:: Dataset records

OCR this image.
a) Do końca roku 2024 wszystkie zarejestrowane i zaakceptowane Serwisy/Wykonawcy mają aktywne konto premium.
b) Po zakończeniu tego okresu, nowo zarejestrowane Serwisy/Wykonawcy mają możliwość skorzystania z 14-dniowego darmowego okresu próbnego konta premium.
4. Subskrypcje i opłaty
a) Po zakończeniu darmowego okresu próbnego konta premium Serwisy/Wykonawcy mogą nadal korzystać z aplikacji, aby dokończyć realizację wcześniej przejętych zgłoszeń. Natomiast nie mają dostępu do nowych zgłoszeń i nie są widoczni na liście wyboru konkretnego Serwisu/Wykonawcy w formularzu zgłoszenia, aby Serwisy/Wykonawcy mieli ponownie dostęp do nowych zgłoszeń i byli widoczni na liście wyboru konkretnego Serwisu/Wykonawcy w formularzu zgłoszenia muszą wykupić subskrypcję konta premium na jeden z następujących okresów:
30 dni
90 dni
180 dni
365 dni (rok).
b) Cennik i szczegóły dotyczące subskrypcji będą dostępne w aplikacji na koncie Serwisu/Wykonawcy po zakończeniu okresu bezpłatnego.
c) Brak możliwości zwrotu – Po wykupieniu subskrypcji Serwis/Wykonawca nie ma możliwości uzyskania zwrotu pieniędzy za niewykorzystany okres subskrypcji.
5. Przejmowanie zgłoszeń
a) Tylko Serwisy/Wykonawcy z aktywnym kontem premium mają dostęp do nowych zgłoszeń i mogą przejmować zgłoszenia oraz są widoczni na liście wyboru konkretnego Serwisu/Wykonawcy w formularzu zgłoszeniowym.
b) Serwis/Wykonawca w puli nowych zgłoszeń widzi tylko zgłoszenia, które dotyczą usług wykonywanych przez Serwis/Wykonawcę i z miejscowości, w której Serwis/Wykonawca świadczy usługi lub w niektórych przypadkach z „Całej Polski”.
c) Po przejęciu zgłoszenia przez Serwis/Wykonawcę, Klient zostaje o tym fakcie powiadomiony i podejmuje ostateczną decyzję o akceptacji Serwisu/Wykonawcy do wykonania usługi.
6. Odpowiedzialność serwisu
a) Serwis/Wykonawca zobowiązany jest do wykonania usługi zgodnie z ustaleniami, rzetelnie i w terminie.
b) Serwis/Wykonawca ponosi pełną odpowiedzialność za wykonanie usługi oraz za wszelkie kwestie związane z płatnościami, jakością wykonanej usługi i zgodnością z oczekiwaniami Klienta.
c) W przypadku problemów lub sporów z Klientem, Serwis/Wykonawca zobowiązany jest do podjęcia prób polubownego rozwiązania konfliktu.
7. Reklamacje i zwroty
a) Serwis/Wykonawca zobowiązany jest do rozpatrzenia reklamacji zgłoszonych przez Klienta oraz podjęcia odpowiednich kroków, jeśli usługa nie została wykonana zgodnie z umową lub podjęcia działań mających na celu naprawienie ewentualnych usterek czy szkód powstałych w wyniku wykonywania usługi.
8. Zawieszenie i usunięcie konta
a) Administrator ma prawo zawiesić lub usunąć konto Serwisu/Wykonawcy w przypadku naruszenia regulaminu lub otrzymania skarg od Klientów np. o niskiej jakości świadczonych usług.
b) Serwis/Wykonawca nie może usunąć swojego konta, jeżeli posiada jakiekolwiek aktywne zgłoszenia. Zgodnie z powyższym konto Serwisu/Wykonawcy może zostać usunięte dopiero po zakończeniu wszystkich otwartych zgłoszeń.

::::
:: Dataset records

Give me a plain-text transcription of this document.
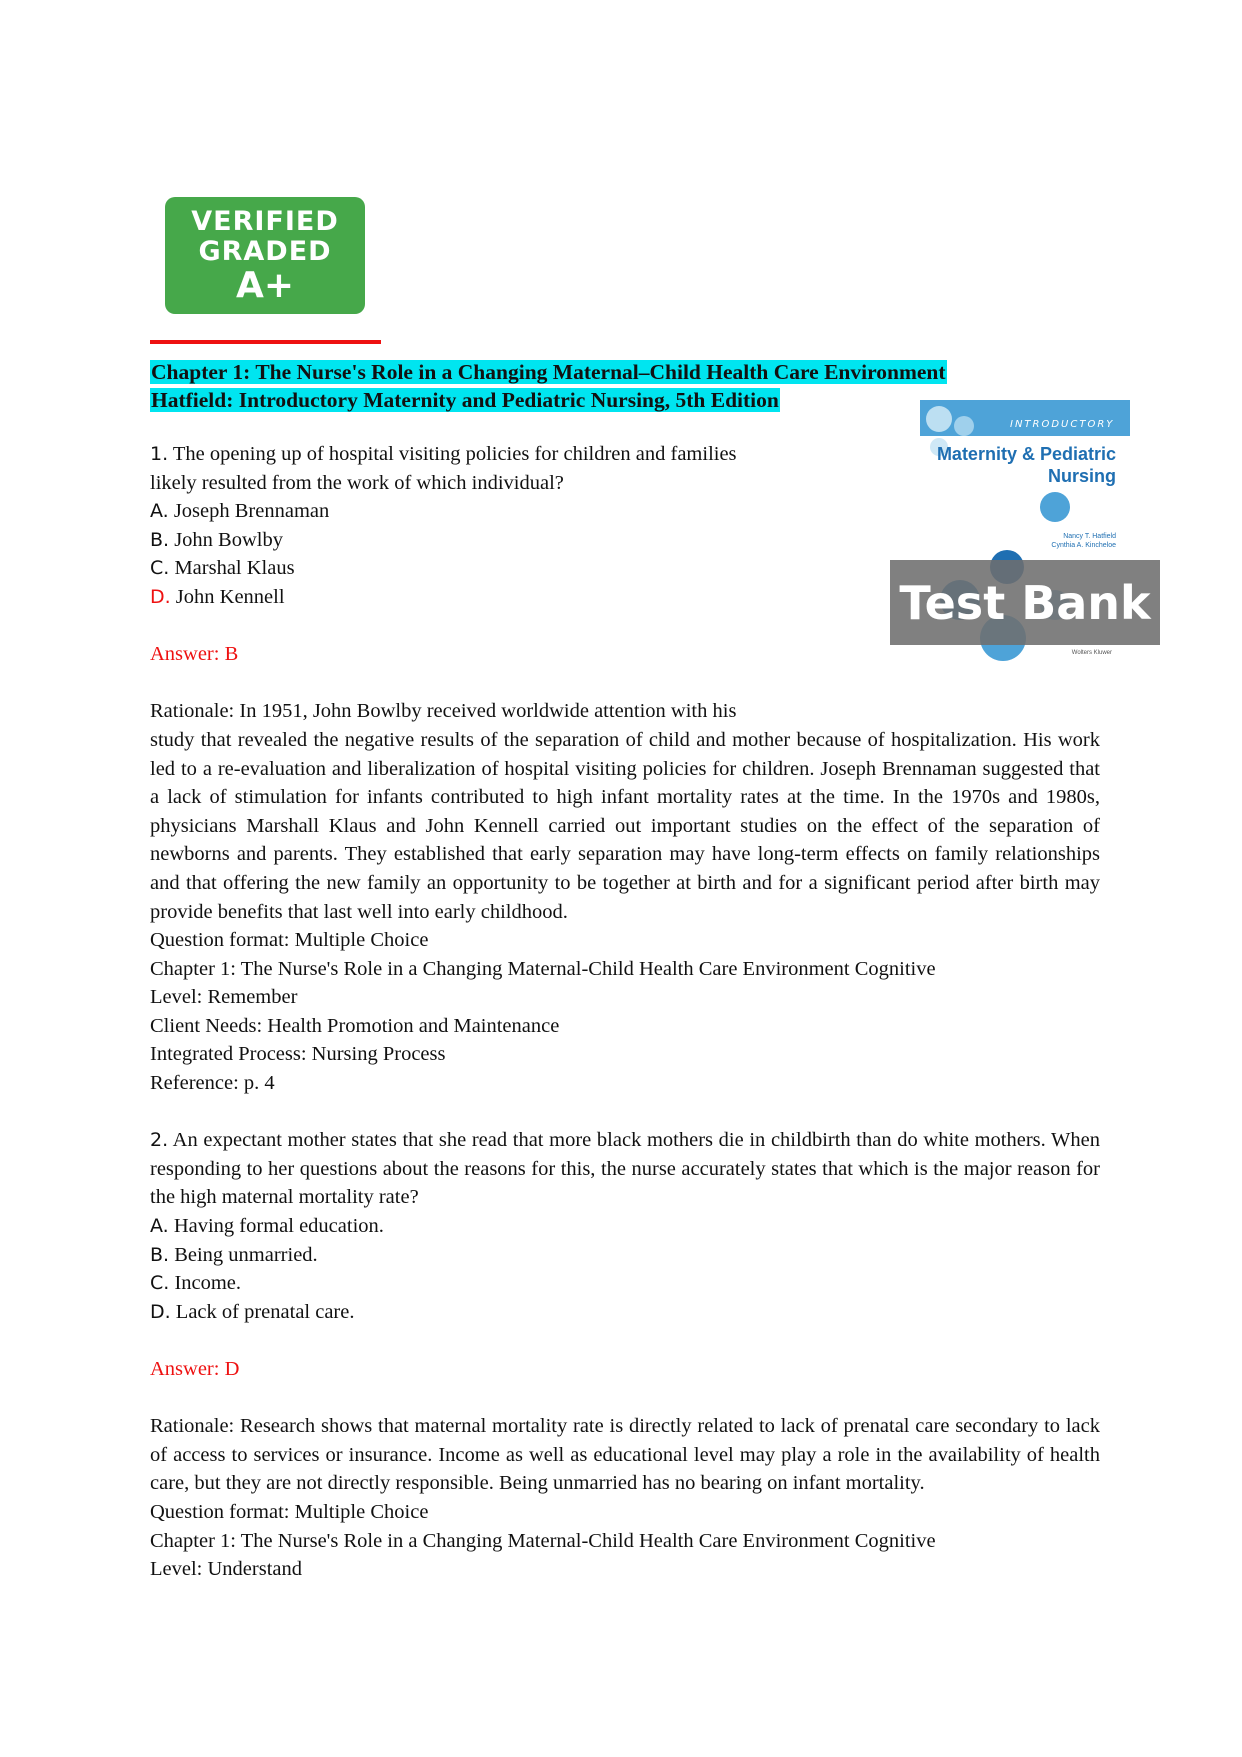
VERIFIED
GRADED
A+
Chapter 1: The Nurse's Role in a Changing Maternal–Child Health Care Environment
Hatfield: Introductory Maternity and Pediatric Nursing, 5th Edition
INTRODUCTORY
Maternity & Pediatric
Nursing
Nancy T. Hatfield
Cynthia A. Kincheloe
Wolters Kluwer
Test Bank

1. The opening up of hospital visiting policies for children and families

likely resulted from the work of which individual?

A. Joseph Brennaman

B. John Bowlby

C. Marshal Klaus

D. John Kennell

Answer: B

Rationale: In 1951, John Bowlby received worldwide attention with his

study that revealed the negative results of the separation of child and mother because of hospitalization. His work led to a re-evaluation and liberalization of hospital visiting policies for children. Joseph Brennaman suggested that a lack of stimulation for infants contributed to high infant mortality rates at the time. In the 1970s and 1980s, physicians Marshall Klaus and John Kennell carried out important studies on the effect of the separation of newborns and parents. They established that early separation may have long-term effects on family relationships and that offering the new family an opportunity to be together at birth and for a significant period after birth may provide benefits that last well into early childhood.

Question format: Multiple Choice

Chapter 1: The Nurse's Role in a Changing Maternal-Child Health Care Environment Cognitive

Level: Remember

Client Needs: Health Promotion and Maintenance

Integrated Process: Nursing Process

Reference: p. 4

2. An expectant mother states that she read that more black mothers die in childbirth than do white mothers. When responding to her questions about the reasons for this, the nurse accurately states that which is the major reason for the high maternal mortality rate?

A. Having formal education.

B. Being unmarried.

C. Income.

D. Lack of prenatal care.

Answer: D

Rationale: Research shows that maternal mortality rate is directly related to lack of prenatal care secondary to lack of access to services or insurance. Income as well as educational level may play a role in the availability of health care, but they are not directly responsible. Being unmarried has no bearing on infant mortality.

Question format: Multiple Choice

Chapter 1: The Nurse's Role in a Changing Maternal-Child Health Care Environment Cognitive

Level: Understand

::::

→ The task: Look through the data above. Find each line with the string "Hatfield" and copy it.

→ In response:
Hatfield: Introductory Maternity and Pediatric Nursing, 5th Edition
Nancy T. Hatfield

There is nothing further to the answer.